THE TASK
Which lines include the word "Odstoupením"? Copy each of them.

---- SOURCE MATERIAL

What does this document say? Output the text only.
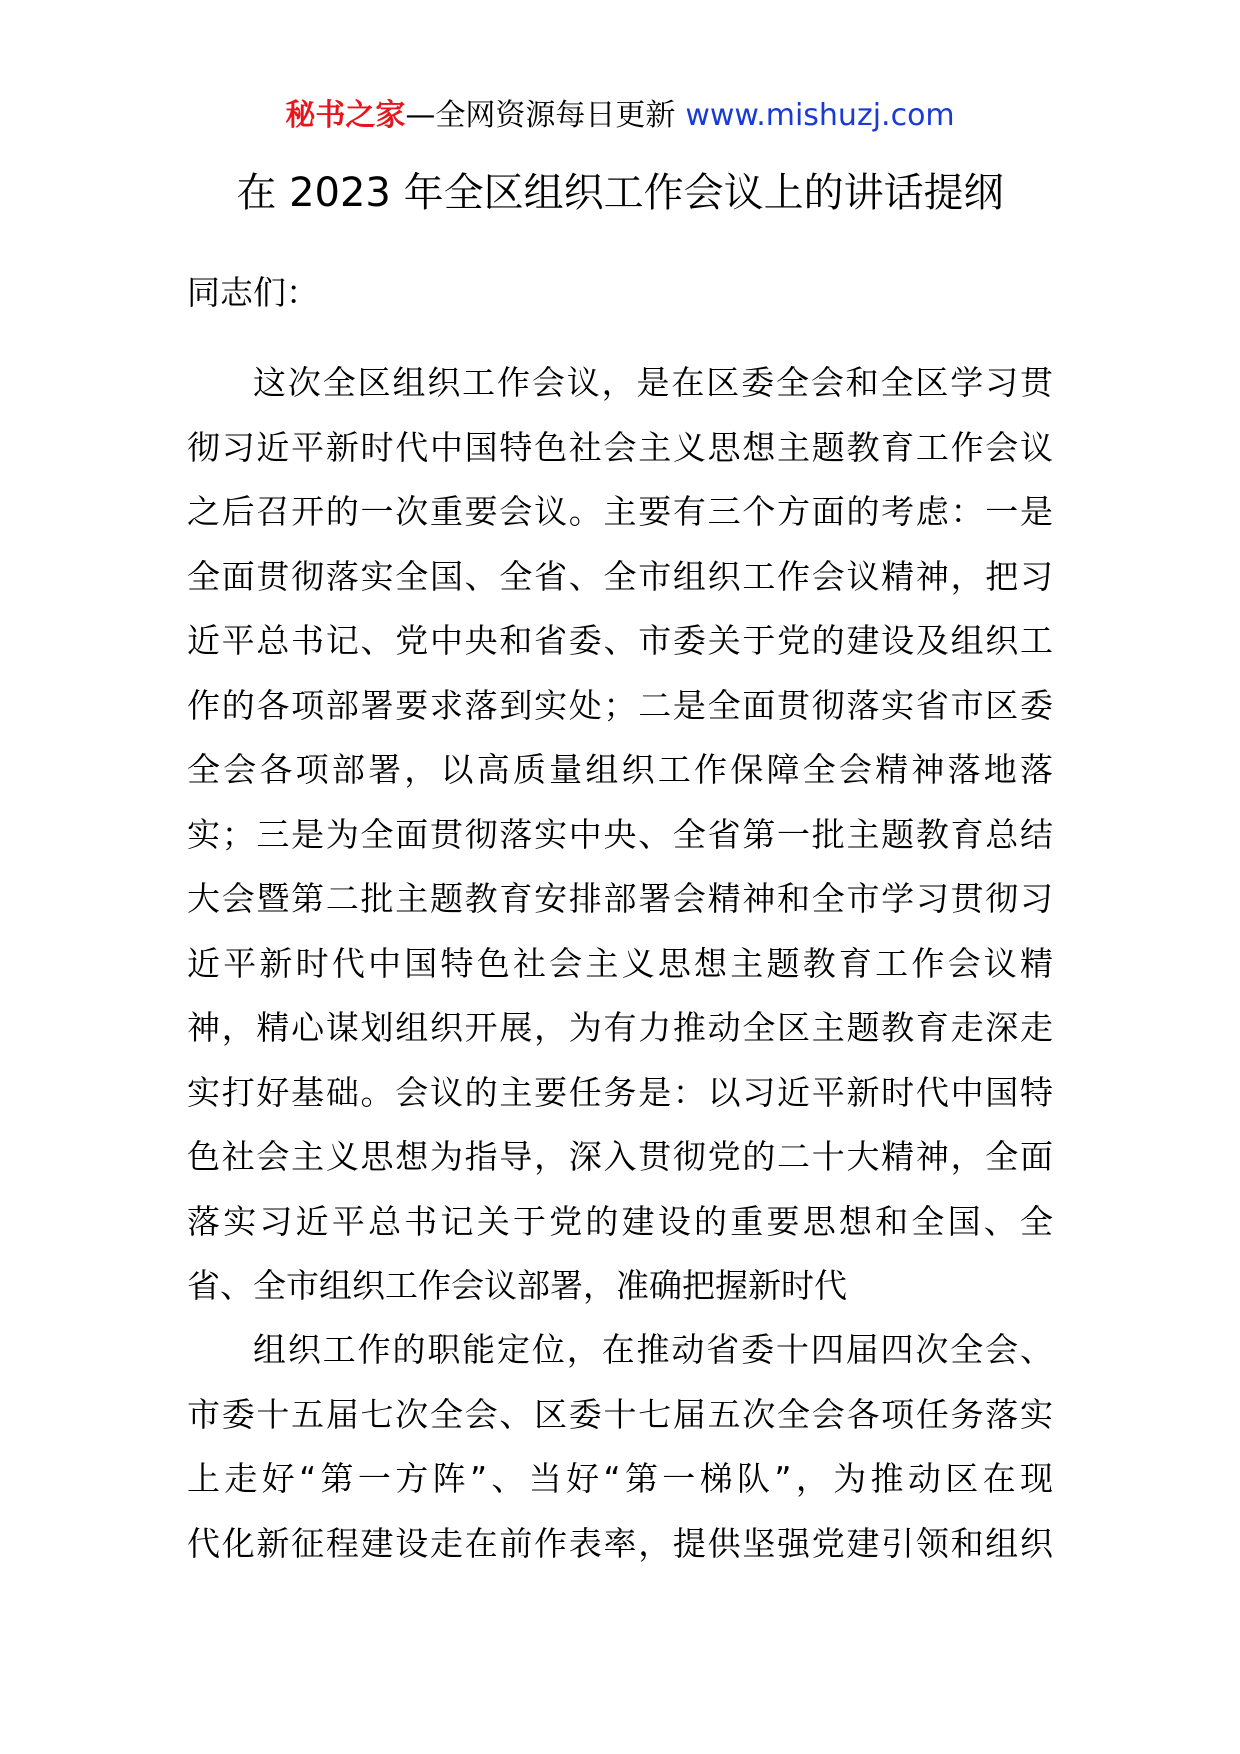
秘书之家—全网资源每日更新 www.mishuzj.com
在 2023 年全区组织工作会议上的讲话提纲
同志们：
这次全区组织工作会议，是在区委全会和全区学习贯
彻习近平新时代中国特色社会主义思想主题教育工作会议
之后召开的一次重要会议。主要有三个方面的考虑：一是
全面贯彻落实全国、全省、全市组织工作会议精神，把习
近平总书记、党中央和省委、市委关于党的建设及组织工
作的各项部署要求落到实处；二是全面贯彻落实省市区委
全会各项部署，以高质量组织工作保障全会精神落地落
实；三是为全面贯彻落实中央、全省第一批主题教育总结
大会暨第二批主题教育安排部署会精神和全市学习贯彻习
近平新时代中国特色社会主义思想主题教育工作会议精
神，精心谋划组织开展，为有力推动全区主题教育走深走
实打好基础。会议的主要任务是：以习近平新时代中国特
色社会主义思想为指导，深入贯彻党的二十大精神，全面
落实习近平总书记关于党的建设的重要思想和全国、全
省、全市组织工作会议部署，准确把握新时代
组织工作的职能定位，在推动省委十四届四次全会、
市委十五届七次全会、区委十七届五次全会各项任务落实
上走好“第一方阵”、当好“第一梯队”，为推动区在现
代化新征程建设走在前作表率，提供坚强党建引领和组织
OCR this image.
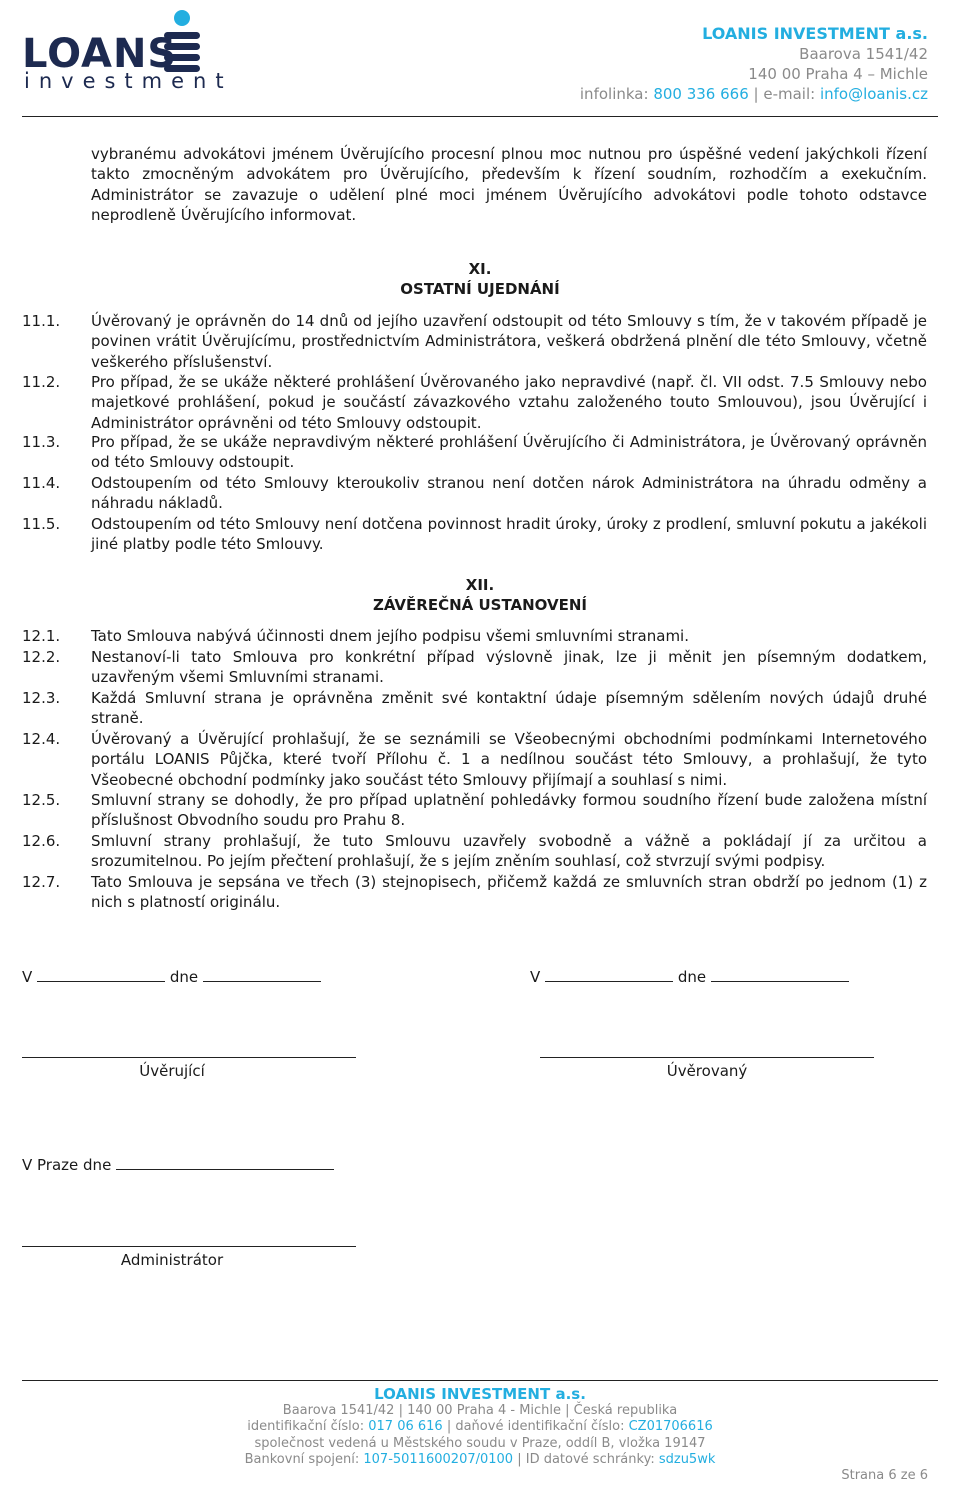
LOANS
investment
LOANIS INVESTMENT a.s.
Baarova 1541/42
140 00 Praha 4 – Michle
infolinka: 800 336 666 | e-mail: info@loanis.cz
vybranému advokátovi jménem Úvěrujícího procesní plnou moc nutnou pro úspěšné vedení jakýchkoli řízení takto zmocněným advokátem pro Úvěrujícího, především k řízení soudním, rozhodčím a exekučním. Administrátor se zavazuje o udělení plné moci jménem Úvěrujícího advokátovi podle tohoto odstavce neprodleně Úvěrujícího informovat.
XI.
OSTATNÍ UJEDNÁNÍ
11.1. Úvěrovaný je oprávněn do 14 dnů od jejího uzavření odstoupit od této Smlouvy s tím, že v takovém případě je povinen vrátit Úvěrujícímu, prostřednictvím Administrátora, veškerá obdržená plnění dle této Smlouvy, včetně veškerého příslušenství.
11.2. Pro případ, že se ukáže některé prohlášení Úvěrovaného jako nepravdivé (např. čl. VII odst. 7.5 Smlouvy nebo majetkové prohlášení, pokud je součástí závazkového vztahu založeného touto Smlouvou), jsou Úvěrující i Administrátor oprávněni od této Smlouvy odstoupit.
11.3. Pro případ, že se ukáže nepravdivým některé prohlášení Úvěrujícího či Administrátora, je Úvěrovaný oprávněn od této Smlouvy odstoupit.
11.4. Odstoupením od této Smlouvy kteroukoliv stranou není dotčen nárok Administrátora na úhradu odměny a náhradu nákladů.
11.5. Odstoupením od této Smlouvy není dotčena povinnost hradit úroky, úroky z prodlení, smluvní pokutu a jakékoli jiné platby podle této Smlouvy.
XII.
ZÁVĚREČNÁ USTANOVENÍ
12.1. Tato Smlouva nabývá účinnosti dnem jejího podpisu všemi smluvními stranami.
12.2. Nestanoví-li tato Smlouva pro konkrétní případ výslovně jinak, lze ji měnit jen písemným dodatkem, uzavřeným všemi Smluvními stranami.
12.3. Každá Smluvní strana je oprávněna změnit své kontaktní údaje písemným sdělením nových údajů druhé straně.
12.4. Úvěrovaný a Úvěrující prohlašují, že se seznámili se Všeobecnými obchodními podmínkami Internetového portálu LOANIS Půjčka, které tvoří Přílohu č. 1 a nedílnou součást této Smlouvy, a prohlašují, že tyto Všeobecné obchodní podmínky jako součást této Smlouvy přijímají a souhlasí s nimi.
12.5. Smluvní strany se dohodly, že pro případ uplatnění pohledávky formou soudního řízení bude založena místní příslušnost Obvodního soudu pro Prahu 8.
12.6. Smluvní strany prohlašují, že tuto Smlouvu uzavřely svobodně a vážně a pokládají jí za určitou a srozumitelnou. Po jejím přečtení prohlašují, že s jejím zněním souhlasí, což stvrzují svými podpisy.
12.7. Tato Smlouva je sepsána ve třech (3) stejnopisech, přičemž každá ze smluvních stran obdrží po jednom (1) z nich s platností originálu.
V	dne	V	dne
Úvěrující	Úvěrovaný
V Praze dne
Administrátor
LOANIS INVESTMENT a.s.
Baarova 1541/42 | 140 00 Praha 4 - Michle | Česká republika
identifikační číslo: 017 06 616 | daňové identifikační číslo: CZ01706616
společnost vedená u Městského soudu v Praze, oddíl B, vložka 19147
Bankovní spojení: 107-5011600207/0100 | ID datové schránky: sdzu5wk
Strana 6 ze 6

--------

COMPLETED EXERCISE
11.4. Odstoupením od této Smlouvy kteroukoliv stranou není dotčen nárok Administrátora na úhradu odměny a náhradu nákladů.
11.5. Odstoupením od této Smlouvy není dotčena povinnost hradit úroky, úroky z prodlení, smluvní pokutu a jakékoli jiné platby podle této Smlouvy.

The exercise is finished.